### Exercise prompt
Report how many lines contain the word "nMath"; answer with the number only.
■ ■ ■ ■ ■ ■ ■
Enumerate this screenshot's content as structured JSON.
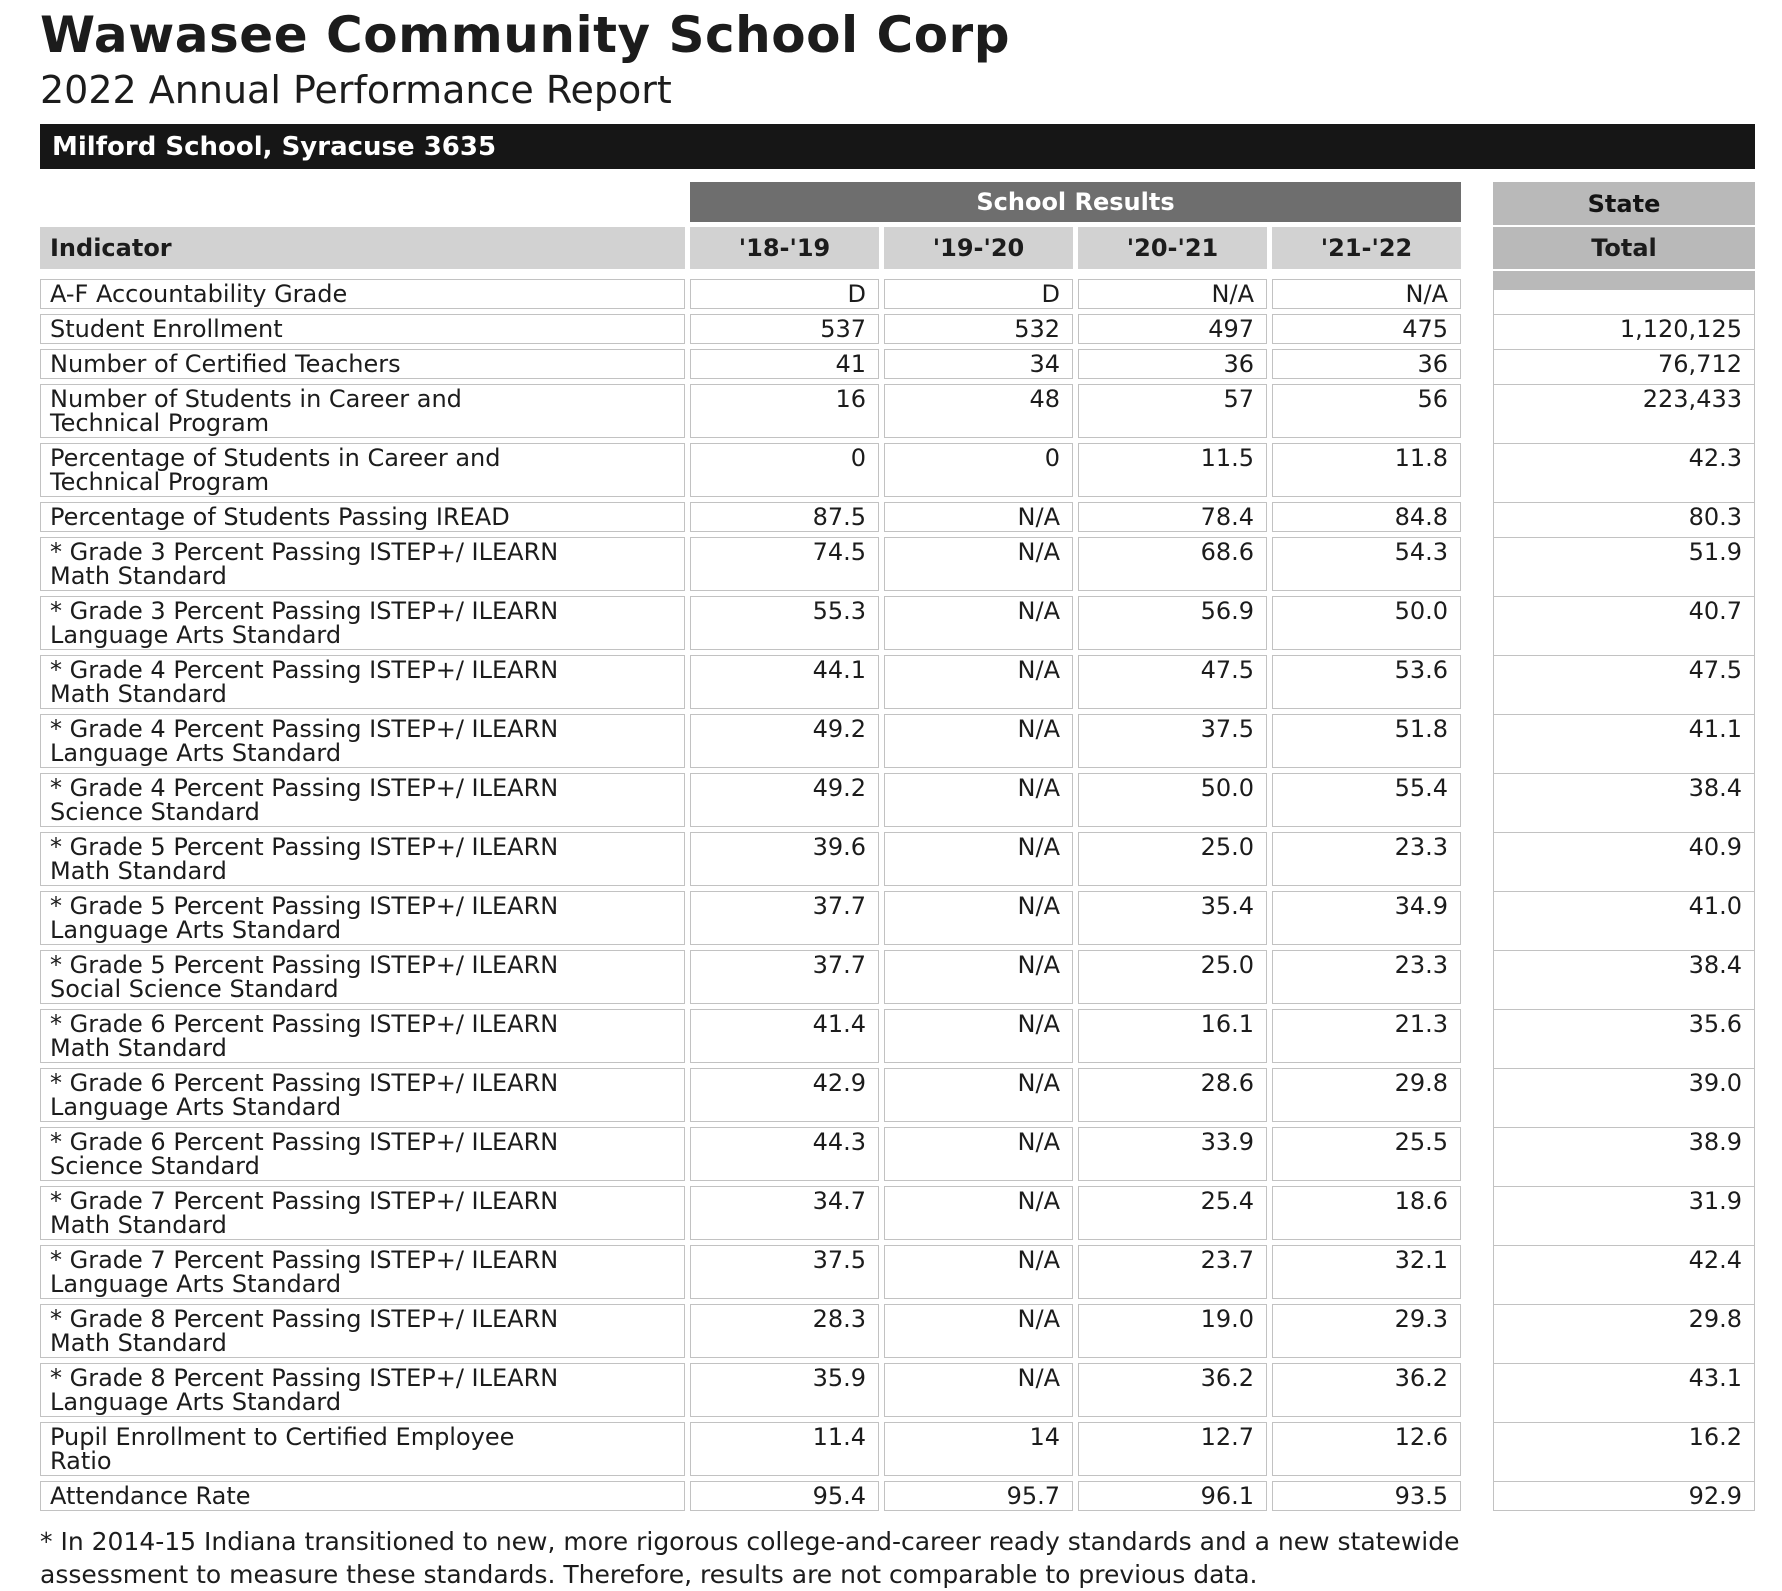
{
  "page": {
    "title": "Wawasee Community School Corp",
    "subtitle": "2022 Annual Performance Report",
    "banner": "Milford School, Syracuse 3635",
    "footnote": "* In 2014-15 Indiana transitioned to new, more rigorous college-and-career ready standards and a new statewide\nassessment to measure these standards.  Therefore, results are not comparable to previous data."
  },
  "table": {
    "group_headers": {
      "school_results": "School Results",
      "state": "State"
    },
    "indicator_header": "Indicator",
    "year_headers": [
      "'18-'19",
      "'19-'20",
      "'20-'21",
      "'21-'22"
    ],
    "state_total_header": "Total",
    "rows": [
      {
        "label": "A-F Accountability Grade",
        "values": [
          "D",
          "D",
          "N/A",
          "N/A"
        ],
        "state": ""
      },
      {
        "label": "Student Enrollment",
        "values": [
          "537",
          "532",
          "497",
          "475"
        ],
        "state": "1,120,125"
      },
      {
        "label": "Number of Certified Teachers",
        "values": [
          "41",
          "34",
          "36",
          "36"
        ],
        "state": "76,712"
      },
      {
        "label": "Number of Students in Career and\nTechnical Program",
        "values": [
          "16",
          "48",
          "57",
          "56"
        ],
        "state": "223,433"
      },
      {
        "label": "Percentage of Students in Career and\nTechnical Program",
        "values": [
          "0",
          "0",
          "11.5",
          "11.8"
        ],
        "state": "42.3"
      },
      {
        "label": "Percentage of Students Passing IREAD",
        "values": [
          "87.5",
          "N/A",
          "78.4",
          "84.8"
        ],
        "state": "80.3"
      },
      {
        "label": "* Grade 3 Percent Passing ISTEP+/ ILEARN\nMath Standard",
        "values": [
          "74.5",
          "N/A",
          "68.6",
          "54.3"
        ],
        "state": "51.9"
      },
      {
        "label": "* Grade 3 Percent Passing ISTEP+/ ILEARN\nLanguage Arts Standard",
        "values": [
          "55.3",
          "N/A",
          "56.9",
          "50.0"
        ],
        "state": "40.7"
      },
      {
        "label": "* Grade 4 Percent Passing ISTEP+/ ILEARN\nMath Standard",
        "values": [
          "44.1",
          "N/A",
          "47.5",
          "53.6"
        ],
        "state": "47.5"
      },
      {
        "label": "* Grade 4 Percent Passing ISTEP+/ ILEARN\nLanguage Arts Standard",
        "values": [
          "49.2",
          "N/A",
          "37.5",
          "51.8"
        ],
        "state": "41.1"
      },
      {
        "label": "* Grade 4 Percent Passing ISTEP+/ ILEARN\nScience Standard",
        "values": [
          "49.2",
          "N/A",
          "50.0",
          "55.4"
        ],
        "state": "38.4"
      },
      {
        "label": "* Grade 5 Percent Passing ISTEP+/ ILEARN\nMath Standard",
        "values": [
          "39.6",
          "N/A",
          "25.0",
          "23.3"
        ],
        "state": "40.9"
      },
      {
        "label": "* Grade 5 Percent Passing ISTEP+/ ILEARN\nLanguage Arts Standard",
        "values": [
          "37.7",
          "N/A",
          "35.4",
          "34.9"
        ],
        "state": "41.0"
      },
      {
        "label": "* Grade 5 Percent Passing ISTEP+/ ILEARN\nSocial Science Standard",
        "values": [
          "37.7",
          "N/A",
          "25.0",
          "23.3"
        ],
        "state": "38.4"
      },
      {
        "label": "* Grade 6 Percent Passing ISTEP+/ ILEARN\nMath Standard",
        "values": [
          "41.4",
          "N/A",
          "16.1",
          "21.3"
        ],
        "state": "35.6"
      },
      {
        "label": "* Grade 6 Percent Passing ISTEP+/ ILEARN\nLanguage Arts Standard",
        "values": [
          "42.9",
          "N/A",
          "28.6",
          "29.8"
        ],
        "state": "39.0"
      },
      {
        "label": "* Grade 6 Percent Passing ISTEP+/ ILEARN\nScience Standard",
        "values": [
          "44.3",
          "N/A",
          "33.9",
          "25.5"
        ],
        "state": "38.9"
      },
      {
        "label": "* Grade 7 Percent Passing ISTEP+/ ILEARN\nMath Standard",
        "values": [
          "34.7",
          "N/A",
          "25.4",
          "18.6"
        ],
        "state": "31.9"
      },
      {
        "label": "* Grade 7 Percent Passing ISTEP+/ ILEARN\nLanguage Arts Standard",
        "values": [
          "37.5",
          "N/A",
          "23.7",
          "32.1"
        ],
        "state": "42.4"
      },
      {
        "label": "* Grade 8 Percent Passing ISTEP+/ ILEARN\nMath Standard",
        "values": [
          "28.3",
          "N/A",
          "19.0",
          "29.3"
        ],
        "state": "29.8"
      },
      {
        "label": "* Grade 8 Percent Passing ISTEP+/ ILEARN\nLanguage Arts Standard",
        "values": [
          "35.9",
          "N/A",
          "36.2",
          "36.2"
        ],
        "state": "43.1"
      },
      {
        "label": "Pupil Enrollment to Certified Employee\nRatio",
        "values": [
          "11.4",
          "14",
          "12.7",
          "12.6"
        ],
        "state": "16.2"
      },
      {
        "label": "Attendance Rate",
        "values": [
          "95.4",
          "95.7",
          "96.1",
          "93.5"
        ],
        "state": "92.9"
      }
    ]
  },
  "colors": {
    "banner_bg": "#161616",
    "group_header_bg": "#6e6e6e",
    "column_header_bg": "#d2d2d2",
    "state_header_bg": "#b9b9b9",
    "cell_border": "#c2c2c2"
  }
}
■ ■ ■ ■ ■ ■ ■
### Exercise output
6